▸ TO DO
Turn the lines of the items, from the line with "- stat-value: 903.14: [1180, 334, 1380, 360]" up to and including the line with "- stat-label: Maximal: [40, 556, 310, 582]", into a numbered list, leaving out any blank lines.

▸ LISTED ENTRIES
╔══
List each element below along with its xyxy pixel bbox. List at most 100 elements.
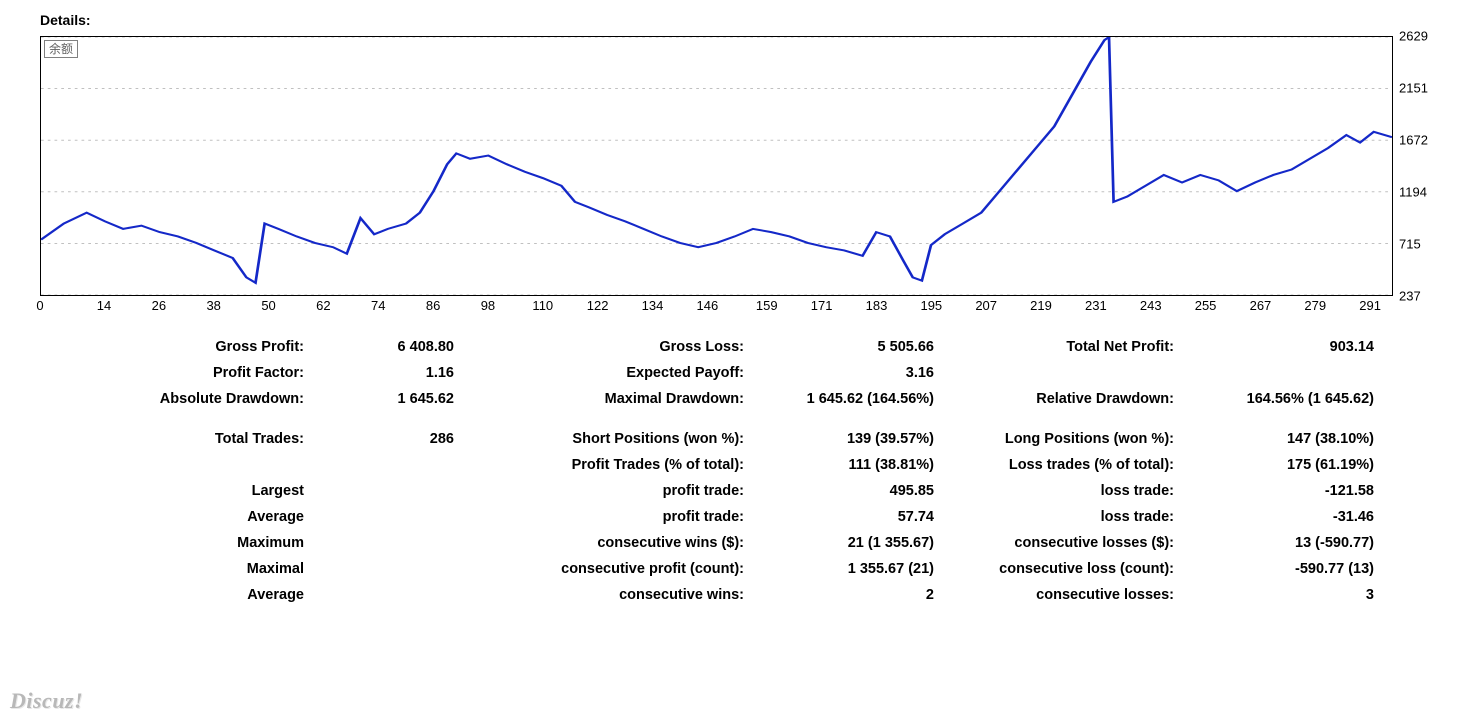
- stat-value: 903.14: [1180, 334, 1380, 360]
- x-tick-label: 38: [206, 298, 220, 313]
- stat-label: [940, 360, 1180, 386]
- stat-label: [40, 452, 310, 478]
- stat-label: Loss trades (% of total):: [940, 452, 1180, 478]
- stats-row: Averageprofit trade:57.74loss trade:-31.…: [40, 504, 1437, 530]
- stat-label: Maximal: [40, 556, 310, 582]
- stat-value: 1 355.67 (21): [750, 556, 940, 582]
- stats-row: Absolute Drawdown:1 645.62Maximal Drawdo…: [40, 386, 1437, 412]
- x-tick-label: 0: [36, 298, 43, 313]
- stats-row: Total Trades:286Short Positions (won %):…: [40, 426, 1437, 452]
- stat-value: 147 (38.10%): [1180, 426, 1380, 452]
- stat-label: Largest: [40, 478, 310, 504]
- y-tick-label: 715: [1399, 237, 1421, 252]
- stat-value: 5 505.66: [750, 334, 940, 360]
- x-tick-label: 134: [642, 298, 664, 313]
- stat-label: profit trade:: [460, 478, 750, 504]
- stat-value: 6 408.80: [310, 334, 460, 360]
- x-tick-label: 122: [587, 298, 609, 313]
- x-tick-label: 291: [1359, 298, 1381, 313]
- stat-value: [310, 556, 460, 582]
- x-tick-label: 74: [371, 298, 385, 313]
- stats-table: Gross Profit:6 408.80Gross Loss:5 505.66…: [40, 334, 1437, 608]
- stat-value: -121.58: [1180, 478, 1380, 504]
- stat-value: 175 (61.19%): [1180, 452, 1380, 478]
- x-tick-label: 98: [481, 298, 495, 313]
- stat-label: Average: [40, 582, 310, 608]
- stat-label: Profit Trades (% of total):: [460, 452, 750, 478]
- x-tick-label: 219: [1030, 298, 1052, 313]
- stat-label: Long Positions (won %):: [940, 426, 1180, 452]
- stats-row: Profit Trades (% of total):111 (38.81%)L…: [40, 452, 1437, 478]
- balance-chart: [41, 37, 1392, 295]
- stat-value: [310, 582, 460, 608]
- y-tick-label: 1194: [1399, 184, 1427, 199]
- x-tick-label: 26: [152, 298, 166, 313]
- y-tick-label: 2151: [1399, 80, 1428, 95]
- y-tick-label: 237: [1399, 289, 1421, 304]
- stat-value: 13 (-590.77): [1180, 530, 1380, 556]
- stat-label: Gross Loss:: [460, 334, 750, 360]
- stat-value: -31.46: [1180, 504, 1380, 530]
- x-tick-label: 207: [975, 298, 997, 313]
- x-tick-label: 243: [1140, 298, 1162, 313]
- y-tick-label: 1672: [1399, 133, 1428, 148]
- stat-value: -590.77 (13): [1180, 556, 1380, 582]
- x-tick-label: 255: [1195, 298, 1217, 313]
- y-tick-label: 2629: [1399, 29, 1428, 44]
- x-tick-label: 279: [1304, 298, 1326, 313]
- stat-value: 139 (39.57%): [750, 426, 940, 452]
- watermark: Discuz!: [10, 688, 83, 714]
- stat-value: 2: [750, 582, 940, 608]
- stat-value: 164.56% (1 645.62): [1180, 386, 1380, 412]
- chart-box: 余额: [40, 36, 1393, 296]
- x-tick-label: 231: [1085, 298, 1107, 313]
- stat-label: Total Trades:: [40, 426, 310, 452]
- stat-value: 1 645.62: [310, 386, 460, 412]
- stat-label: profit trade:: [460, 504, 750, 530]
- y-axis: 2377151194167221512629: [1393, 36, 1437, 296]
- stat-label: consecutive loss (count):: [940, 556, 1180, 582]
- stats-row: Gross Profit:6 408.80Gross Loss:5 505.66…: [40, 334, 1437, 360]
- stat-label: Short Positions (won %):: [460, 426, 750, 452]
- stats-row: Profit Factor:1.16Expected Payoff:3.16: [40, 360, 1437, 386]
- x-tick-label: 62: [316, 298, 330, 313]
- stat-label: Maximal Drawdown:: [460, 386, 750, 412]
- stat-label: consecutive profit (count):: [460, 556, 750, 582]
- stat-label: consecutive losses:: [940, 582, 1180, 608]
- stat-label: Total Net Profit:: [940, 334, 1180, 360]
- stat-label: consecutive wins:: [460, 582, 750, 608]
- stat-value: 1 645.62 (164.56%): [750, 386, 940, 412]
- stat-label: Relative Drawdown:: [940, 386, 1180, 412]
- stat-value: 1.16: [310, 360, 460, 386]
- stat-label: Profit Factor:: [40, 360, 310, 386]
- x-tick-label: 159: [756, 298, 778, 313]
- x-tick-label: 14: [97, 298, 111, 313]
- stat-label: Expected Payoff:: [460, 360, 750, 386]
- x-tick-label: 110: [532, 298, 553, 313]
- stat-label: consecutive wins ($):: [460, 530, 750, 556]
- stats-row: Maximal consecutive profit (count):1 355.…: [40, 556, 1437, 582]
- stat-value: [310, 452, 460, 478]
- x-axis: 0142638506274869811012213414615917118319…: [40, 298, 1393, 316]
- stat-value: [310, 478, 460, 504]
- stat-label: consecutive losses ($):: [940, 530, 1180, 556]
- stat-value: [310, 530, 460, 556]
- stat-value: 57.74: [750, 504, 940, 530]
- x-tick-label: 267: [1250, 298, 1272, 313]
- stat-value: 21 (1 355.67): [750, 530, 940, 556]
- stat-value: 495.85: [750, 478, 940, 504]
- stats-row: Maximum consecutive wins ($):21 (1 355.67…: [40, 530, 1437, 556]
- stat-label: Maximum: [40, 530, 310, 556]
- stat-label: loss trade:: [940, 504, 1180, 530]
- details-title: Details:: [40, 12, 1437, 28]
- stat-value: [1180, 360, 1380, 386]
- stat-label: loss trade:: [940, 478, 1180, 504]
- x-tick-label: 146: [696, 298, 718, 313]
- stat-value: 286: [310, 426, 460, 452]
- stats-row: Average consecutive wins:2consecutive los…: [40, 582, 1437, 608]
- stat-label: Absolute Drawdown:: [40, 386, 310, 412]
- x-tick-label: 183: [866, 298, 888, 313]
- stat-value: 3.16: [750, 360, 940, 386]
- x-tick-label: 86: [426, 298, 440, 313]
- chart-wrapper: 余额 2377151194167221512629: [40, 36, 1437, 296]
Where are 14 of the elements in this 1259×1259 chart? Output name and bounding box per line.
╚══
▸ EXERCISE RESPONSE
1. - stat-value: 903.14: [1180, 334, 1380, 360]
2. - x-tick-label: 38: [206, 298, 220, 313]
3. - stat-label: [940, 360, 1180, 386]
4. - stat-label: [40, 452, 310, 478]
5. - stat-label: Loss trades (% of total):: [940, 452, 1180, 478]
6. - stats-row: Averageprofit trade:57.74loss trade:-31.…: [40, 504, 1437, 530]
7. - stat-label: Maximal: [40, 556, 310, 582]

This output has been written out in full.